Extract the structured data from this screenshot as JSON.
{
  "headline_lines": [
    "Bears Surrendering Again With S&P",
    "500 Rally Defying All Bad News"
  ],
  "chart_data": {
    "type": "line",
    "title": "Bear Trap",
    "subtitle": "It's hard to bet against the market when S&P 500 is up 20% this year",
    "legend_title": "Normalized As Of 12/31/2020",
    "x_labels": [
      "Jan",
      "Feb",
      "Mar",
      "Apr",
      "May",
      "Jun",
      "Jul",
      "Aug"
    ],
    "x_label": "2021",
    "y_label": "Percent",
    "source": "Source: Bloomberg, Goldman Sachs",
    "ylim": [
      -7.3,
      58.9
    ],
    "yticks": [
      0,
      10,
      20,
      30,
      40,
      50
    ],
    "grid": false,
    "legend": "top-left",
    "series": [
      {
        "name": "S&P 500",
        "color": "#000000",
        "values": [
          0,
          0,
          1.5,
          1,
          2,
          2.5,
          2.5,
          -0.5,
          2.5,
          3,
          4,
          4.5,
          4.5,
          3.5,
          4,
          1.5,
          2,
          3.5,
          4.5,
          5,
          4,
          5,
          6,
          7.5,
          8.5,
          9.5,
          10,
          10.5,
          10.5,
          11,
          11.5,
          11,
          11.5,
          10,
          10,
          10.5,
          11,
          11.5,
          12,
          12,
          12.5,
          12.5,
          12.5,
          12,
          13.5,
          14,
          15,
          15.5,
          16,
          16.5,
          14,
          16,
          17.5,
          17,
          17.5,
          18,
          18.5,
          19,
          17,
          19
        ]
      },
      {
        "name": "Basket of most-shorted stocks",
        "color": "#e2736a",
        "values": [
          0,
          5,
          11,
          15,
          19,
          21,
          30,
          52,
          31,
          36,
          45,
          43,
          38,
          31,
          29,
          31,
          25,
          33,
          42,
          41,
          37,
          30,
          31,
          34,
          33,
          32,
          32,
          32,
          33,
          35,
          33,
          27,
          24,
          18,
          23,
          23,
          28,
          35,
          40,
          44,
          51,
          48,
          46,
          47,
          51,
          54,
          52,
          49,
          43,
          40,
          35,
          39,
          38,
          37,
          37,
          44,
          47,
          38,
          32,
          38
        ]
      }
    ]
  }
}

------------------------------------------------------------------------

- _Exercise objective_: Using the listing above, show every line that includes the string "name".

- _Solution below_:
        "name": "S&P 500",
        "name": "Basket of most-shorted stocks",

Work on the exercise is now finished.